EXERCISE OBJECTIVE: Give every entry again, word for word and in full.

THE RECORDS:
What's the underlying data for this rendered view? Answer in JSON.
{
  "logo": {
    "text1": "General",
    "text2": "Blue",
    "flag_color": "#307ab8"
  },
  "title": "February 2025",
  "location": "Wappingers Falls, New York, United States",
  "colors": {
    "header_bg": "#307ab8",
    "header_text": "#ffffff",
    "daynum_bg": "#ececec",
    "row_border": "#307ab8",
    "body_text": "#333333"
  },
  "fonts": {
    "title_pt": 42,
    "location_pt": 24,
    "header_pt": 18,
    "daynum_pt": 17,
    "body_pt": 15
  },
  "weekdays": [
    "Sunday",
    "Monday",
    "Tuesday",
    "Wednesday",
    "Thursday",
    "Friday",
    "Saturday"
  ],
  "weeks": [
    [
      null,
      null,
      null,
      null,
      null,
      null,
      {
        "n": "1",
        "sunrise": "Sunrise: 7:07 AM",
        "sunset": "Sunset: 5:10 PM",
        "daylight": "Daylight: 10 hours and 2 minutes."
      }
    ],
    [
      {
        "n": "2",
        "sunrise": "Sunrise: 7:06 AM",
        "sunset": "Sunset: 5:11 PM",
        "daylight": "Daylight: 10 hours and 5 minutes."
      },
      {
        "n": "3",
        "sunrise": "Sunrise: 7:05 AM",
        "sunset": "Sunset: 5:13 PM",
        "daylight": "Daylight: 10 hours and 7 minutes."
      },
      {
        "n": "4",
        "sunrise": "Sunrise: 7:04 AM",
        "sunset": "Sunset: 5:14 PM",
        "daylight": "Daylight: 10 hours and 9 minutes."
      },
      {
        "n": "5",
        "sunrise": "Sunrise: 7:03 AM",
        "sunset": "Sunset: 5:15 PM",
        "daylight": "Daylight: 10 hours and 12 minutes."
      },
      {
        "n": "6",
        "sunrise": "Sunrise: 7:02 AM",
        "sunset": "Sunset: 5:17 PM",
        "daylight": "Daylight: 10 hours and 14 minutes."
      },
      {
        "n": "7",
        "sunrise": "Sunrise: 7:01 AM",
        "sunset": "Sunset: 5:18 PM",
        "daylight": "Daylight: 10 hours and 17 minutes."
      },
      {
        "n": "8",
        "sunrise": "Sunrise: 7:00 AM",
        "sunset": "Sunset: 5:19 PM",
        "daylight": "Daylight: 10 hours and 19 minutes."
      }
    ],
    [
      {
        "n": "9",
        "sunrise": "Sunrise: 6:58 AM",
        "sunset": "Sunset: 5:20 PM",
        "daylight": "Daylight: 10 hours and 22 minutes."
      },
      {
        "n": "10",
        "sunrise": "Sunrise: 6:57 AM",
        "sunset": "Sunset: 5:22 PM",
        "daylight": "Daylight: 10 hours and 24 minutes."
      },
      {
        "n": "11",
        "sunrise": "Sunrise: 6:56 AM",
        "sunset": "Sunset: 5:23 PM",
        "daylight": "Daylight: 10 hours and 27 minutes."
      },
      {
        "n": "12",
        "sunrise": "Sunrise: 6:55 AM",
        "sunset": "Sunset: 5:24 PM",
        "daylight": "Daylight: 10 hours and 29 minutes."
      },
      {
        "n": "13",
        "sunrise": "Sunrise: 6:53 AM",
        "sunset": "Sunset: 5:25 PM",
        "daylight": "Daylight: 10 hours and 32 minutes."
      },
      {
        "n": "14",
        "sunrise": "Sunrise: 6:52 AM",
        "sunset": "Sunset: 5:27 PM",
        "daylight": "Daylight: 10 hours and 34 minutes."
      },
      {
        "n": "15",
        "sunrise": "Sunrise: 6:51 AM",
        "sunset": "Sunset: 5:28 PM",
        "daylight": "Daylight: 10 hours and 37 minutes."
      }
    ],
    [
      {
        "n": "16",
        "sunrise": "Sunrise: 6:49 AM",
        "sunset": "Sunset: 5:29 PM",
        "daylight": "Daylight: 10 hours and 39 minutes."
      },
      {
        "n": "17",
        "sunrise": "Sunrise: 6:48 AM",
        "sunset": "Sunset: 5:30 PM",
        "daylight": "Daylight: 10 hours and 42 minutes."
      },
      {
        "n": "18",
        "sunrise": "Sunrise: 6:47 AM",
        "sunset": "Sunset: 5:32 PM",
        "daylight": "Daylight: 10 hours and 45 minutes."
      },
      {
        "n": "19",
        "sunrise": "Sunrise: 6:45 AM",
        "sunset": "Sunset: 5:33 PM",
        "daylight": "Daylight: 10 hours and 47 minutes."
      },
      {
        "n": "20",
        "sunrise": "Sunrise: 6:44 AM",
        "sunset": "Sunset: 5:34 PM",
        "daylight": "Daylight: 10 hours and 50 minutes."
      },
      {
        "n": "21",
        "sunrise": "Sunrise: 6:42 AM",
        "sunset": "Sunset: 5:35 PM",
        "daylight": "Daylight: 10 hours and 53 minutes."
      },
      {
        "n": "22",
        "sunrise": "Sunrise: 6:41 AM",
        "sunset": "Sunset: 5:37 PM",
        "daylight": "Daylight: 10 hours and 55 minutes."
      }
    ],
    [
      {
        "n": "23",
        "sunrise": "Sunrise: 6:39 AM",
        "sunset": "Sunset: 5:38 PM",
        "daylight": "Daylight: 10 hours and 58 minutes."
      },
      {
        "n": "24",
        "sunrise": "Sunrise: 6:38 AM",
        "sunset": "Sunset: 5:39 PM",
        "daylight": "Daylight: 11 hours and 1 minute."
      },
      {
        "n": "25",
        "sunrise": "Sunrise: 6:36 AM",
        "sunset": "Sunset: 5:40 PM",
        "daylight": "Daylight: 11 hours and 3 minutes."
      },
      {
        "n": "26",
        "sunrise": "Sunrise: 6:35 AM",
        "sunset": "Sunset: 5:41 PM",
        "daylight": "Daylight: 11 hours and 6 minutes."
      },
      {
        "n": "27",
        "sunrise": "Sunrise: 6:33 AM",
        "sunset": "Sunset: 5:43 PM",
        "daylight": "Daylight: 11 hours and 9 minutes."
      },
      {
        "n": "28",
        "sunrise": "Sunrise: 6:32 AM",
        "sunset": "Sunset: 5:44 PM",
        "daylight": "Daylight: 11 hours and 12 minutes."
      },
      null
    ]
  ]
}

COMPLETE ANSWER:
What's the underlying data for this rendered view? Answer in JSON.
{
  "logo": {
    "text1": "General",
    "text2": "Blue",
    "flag_color": "#307ab8"
  },
  "title": "February 2025",
  "location": "Wappingers Falls, New York, United States",
  "colors": {
    "header_bg": "#307ab8",
    "header_text": "#ffffff",
    "daynum_bg": "#ececec",
    "row_border": "#307ab8",
    "body_text": "#333333"
  },
  "fonts": {
    "title_pt": 42,
    "location_pt": 24,
    "header_pt": 18,
    "daynum_pt": 17,
    "body_pt": 15
  },
  "weekdays": [
    "Sunday",
    "Monday",
    "Tuesday",
    "Wednesday",
    "Thursday",
    "Friday",
    "Saturday"
  ],
  "weeks": [
    [
      null,
      null,
      null,
      null,
      null,
      null,
      {
        "n": "1",
        "sunrise": "Sunrise: 7:07 AM",
        "sunset": "Sunset: 5:10 PM",
        "daylight": "Daylight: 10 hours and 2 minutes."
      }
    ],
    [
      {
        "n": "2",
        "sunrise": "Sunrise: 7:06 AM",
        "sunset": "Sunset: 5:11 PM",
        "daylight": "Daylight: 10 hours and 5 minutes."
      },
      {
        "n": "3",
        "sunrise": "Sunrise: 7:05 AM",
        "sunset": "Sunset: 5:13 PM",
        "daylight": "Daylight: 10 hours and 7 minutes."
      },
      {
        "n": "4",
        "sunrise": "Sunrise: 7:04 AM",
        "sunset": "Sunset: 5:14 PM",
        "daylight": "Daylight: 10 hours and 9 minutes."
      },
      {
        "n": "5",
        "sunrise": "Sunrise: 7:03 AM",
        "sunset": "Sunset: 5:15 PM",
        "daylight": "Daylight: 10 hours and 12 minutes."
      },
      {
        "n": "6",
        "sunrise": "Sunrise: 7:02 AM",
        "sunset": "Sunset: 5:17 PM",
        "daylight": "Daylight: 10 hours and 14 minutes."
      },
      {
        "n": "7",
        "sunrise": "Sunrise: 7:01 AM",
        "sunset": "Sunset: 5:18 PM",
        "daylight": "Daylight: 10 hours and 17 minutes."
      },
      {
        "n": "8",
        "sunrise": "Sunrise: 7:00 AM",
        "sunset": "Sunset: 5:19 PM",
        "daylight": "Daylight: 10 hours and 19 minutes."
      }
    ],
    [
      {
        "n": "9",
        "sunrise": "Sunrise: 6:58 AM",
        "sunset": "Sunset: 5:20 PM",
        "daylight": "Daylight: 10 hours and 22 minutes."
      },
      {
        "n": "10",
        "sunrise": "Sunrise: 6:57 AM",
        "sunset": "Sunset: 5:22 PM",
        "daylight": "Daylight: 10 hours and 24 minutes."
      },
      {
        "n": "11",
        "sunrise": "Sunrise: 6:56 AM",
        "sunset": "Sunset: 5:23 PM",
        "daylight": "Daylight: 10 hours and 27 minutes."
      },
      {
        "n": "12",
        "sunrise": "Sunrise: 6:55 AM",
        "sunset": "Sunset: 5:24 PM",
        "daylight": "Daylight: 10 hours and 29 minutes."
      },
      {
        "n": "13",
        "sunrise": "Sunrise: 6:53 AM",
        "sunset": "Sunset: 5:25 PM",
        "daylight": "Daylight: 10 hours and 32 minutes."
      },
      {
        "n": "14",
        "sunrise": "Sunrise: 6:52 AM",
        "sunset": "Sunset: 5:27 PM",
        "daylight": "Daylight: 10 hours and 34 minutes."
      },
      {
        "n": "15",
        "sunrise": "Sunrise: 6:51 AM",
        "sunset": "Sunset: 5:28 PM",
        "daylight": "Daylight: 10 hours and 37 minutes."
      }
    ],
    [
      {
        "n": "16",
        "sunrise": "Sunrise: 6:49 AM",
        "sunset": "Sunset: 5:29 PM",
        "daylight": "Daylight: 10 hours and 39 minutes."
      },
      {
        "n": "17",
        "sunrise": "Sunrise: 6:48 AM",
        "sunset": "Sunset: 5:30 PM",
        "daylight": "Daylight: 10 hours and 42 minutes."
      },
      {
        "n": "18",
        "sunrise": "Sunrise: 6:47 AM",
        "sunset": "Sunset: 5:32 PM",
        "daylight": "Daylight: 10 hours and 45 minutes."
      },
      {
        "n": "19",
        "sunrise": "Sunrise: 6:45 AM",
        "sunset": "Sunset: 5:33 PM",
        "daylight": "Daylight: 10 hours and 47 minutes."
      },
      {
        "n": "20",
        "sunrise": "Sunrise: 6:44 AM",
        "sunset": "Sunset: 5:34 PM",
        "daylight": "Daylight: 10 hours and 50 minutes."
      },
      {
        "n": "21",
        "sunrise": "Sunrise: 6:42 AM",
        "sunset": "Sunset: 5:35 PM",
        "daylight": "Daylight: 10 hours and 53 minutes."
      },
      {
        "n": "22",
        "sunrise": "Sunrise: 6:41 AM",
        "sunset": "Sunset: 5:37 PM",
        "daylight": "Daylight: 10 hours and 55 minutes."
      }
    ],
    [
      {
        "n": "23",
        "sunrise": "Sunrise: 6:39 AM",
        "sunset": "Sunset: 5:38 PM",
        "daylight": "Daylight: 10 hours and 58 minutes."
      },
      {
        "n": "24",
        "sunrise": "Sunrise: 6:38 AM",
        "sunset": "Sunset: 5:39 PM",
        "daylight": "Daylight: 11 hours and 1 minute."
      },
      {
        "n": "25",
        "sunrise": "Sunrise: 6:36 AM",
        "sunset": "Sunset: 5:40 PM",
        "daylight": "Daylight: 11 hours and 3 minutes."
      },
      {
        "n": "26",
        "sunrise": "Sunrise: 6:35 AM",
        "sunset": "Sunset: 5:41 PM",
        "daylight": "Daylight: 11 hours and 6 minutes."
      },
      {
        "n": "27",
        "sunrise": "Sunrise: 6:33 AM",
        "sunset": "Sunset: 5:43 PM",
        "daylight": "Daylight: 11 hours and 9 minutes."
      },
      {
        "n": "28",
        "sunrise": "Sunrise: 6:32 AM",
        "sunset": "Sunset: 5:44 PM",
        "daylight": "Daylight: 11 hours and 12 minutes."
      },
      null
    ]
  ]
}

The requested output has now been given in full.